§ Some records
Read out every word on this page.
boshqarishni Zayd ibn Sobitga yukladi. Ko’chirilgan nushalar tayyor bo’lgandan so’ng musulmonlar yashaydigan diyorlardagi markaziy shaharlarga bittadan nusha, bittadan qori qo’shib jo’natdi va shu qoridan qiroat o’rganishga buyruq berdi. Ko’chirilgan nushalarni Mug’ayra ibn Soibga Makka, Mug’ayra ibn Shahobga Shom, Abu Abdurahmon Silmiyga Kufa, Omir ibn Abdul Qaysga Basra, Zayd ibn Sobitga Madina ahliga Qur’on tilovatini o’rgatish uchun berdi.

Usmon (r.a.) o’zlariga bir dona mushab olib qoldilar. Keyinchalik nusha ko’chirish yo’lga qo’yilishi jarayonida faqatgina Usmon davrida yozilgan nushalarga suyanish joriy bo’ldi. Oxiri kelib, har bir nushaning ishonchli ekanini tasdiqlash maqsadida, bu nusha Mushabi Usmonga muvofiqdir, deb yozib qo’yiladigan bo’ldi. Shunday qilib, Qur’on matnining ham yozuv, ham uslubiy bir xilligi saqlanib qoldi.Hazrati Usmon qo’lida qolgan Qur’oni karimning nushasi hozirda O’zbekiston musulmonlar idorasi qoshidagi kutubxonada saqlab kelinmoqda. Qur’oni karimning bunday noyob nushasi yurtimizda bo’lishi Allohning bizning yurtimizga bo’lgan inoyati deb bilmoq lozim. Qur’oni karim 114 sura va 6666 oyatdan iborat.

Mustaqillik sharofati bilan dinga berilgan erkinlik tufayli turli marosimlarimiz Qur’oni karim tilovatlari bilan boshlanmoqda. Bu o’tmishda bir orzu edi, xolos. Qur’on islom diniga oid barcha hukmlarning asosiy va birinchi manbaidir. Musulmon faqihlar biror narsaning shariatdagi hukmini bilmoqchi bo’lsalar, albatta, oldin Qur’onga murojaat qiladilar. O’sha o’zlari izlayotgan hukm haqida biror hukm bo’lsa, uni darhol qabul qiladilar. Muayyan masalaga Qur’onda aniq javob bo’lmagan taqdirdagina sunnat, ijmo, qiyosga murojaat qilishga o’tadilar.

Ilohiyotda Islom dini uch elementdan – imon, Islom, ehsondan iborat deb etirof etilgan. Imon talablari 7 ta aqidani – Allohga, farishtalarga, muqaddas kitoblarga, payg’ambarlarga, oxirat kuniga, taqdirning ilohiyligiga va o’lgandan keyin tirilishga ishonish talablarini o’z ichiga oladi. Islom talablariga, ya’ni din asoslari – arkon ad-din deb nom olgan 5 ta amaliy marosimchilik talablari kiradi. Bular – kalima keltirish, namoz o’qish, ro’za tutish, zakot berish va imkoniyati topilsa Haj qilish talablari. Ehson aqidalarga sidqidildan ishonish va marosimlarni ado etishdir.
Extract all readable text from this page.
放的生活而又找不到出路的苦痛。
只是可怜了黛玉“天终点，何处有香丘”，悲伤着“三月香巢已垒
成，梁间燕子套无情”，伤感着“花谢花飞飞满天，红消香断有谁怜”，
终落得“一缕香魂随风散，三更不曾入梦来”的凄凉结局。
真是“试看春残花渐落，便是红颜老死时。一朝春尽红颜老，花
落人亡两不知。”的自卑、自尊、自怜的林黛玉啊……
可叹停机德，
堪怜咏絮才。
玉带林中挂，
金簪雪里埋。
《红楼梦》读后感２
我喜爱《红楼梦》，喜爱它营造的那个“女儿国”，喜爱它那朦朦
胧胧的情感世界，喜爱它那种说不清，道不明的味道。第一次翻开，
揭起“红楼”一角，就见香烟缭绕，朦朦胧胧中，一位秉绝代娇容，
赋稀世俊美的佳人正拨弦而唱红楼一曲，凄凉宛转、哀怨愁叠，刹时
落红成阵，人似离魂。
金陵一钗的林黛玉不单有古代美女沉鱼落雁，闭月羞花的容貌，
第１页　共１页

§ PROBLEM DESCRIPTION
Identify every line above with the string "lgandan" in it. Copy those lines.

§ FINAL ANSWER
boshqarishni Zayd ibn Sobitga yukladi. Ko’chirilgan nushalar tayyor bo’lgandan so’ng musulmonlar yashaydigan diyorlardagi markaziy shaharlarga bittadan nusha, bittadan qori qo’shib jo’natdi va shu qoridan qiroat o’rganishga buyruq berdi. Ko’chirilgan nushalarni Mug’ayra ibn Soibga Makka, Mug’ayra ibn Shahobga Shom, Abu Abdurahmon Silmiyga Kufa, Omir ibn Abdul Qaysga Basra, Zayd ibn Sobitga Madina ahliga Qur’on tilovatini o’rgatish uchun berdi.
Ilohiyotda Islom dini uch elementdan – imon, Islom, ehsondan iborat deb etirof etilgan. Imon talablari 7 ta aqidani – Allohga, farishtalarga, muqaddas kitoblarga, payg’ambarlarga, oxirat kuniga, taqdirning ilohiyligiga va o’lgandan keyin tirilishga ishonish talablarini o’z ichiga oladi. Islom talablariga, ya’ni din asoslari – arkon ad-din deb nom olgan 5 ta amaliy marosimchilik talablari kiradi. Bular – kalima keltirish, namoz o’qish, ro’za tutish, zakot berish va imkoniyati topilsa Haj qilish talablari. Ehson aqidalarga sidqidildan ishonish va marosimlarni ado etishdir.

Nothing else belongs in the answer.